* **DIRECTIONS FOR THIS TASK**: The exercise asks you to copy every line below in which "DOLŽINA" appears.

* **INPUT**:
:::

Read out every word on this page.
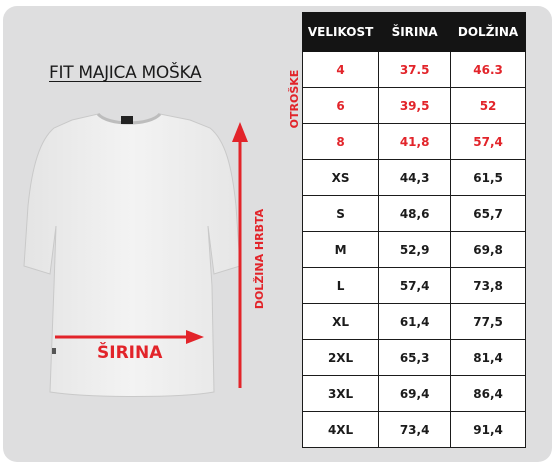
FIT MAJICA MOŠKA	OTROŠKE
DOLŽINA HRBTA
ŠIRINA
VELIKOST	ŠIRINA	DOLŽINA
4	37.5	46.3
6	39,5	52
8	41,8	57,4
XS	44,3	61,5
S	48,6	65,7
M	52,9	69,8
L	57,4	73,8
XL	61,4	77,5
2XL	65,3	81,4
3XL	69,4	86,4
4XL	73,4	91,4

:::

* **RESULT FOR THIS EXERCISE**:
DOLŽINA HRBTA
VELIKOST	ŠIRINA	DOLŽINA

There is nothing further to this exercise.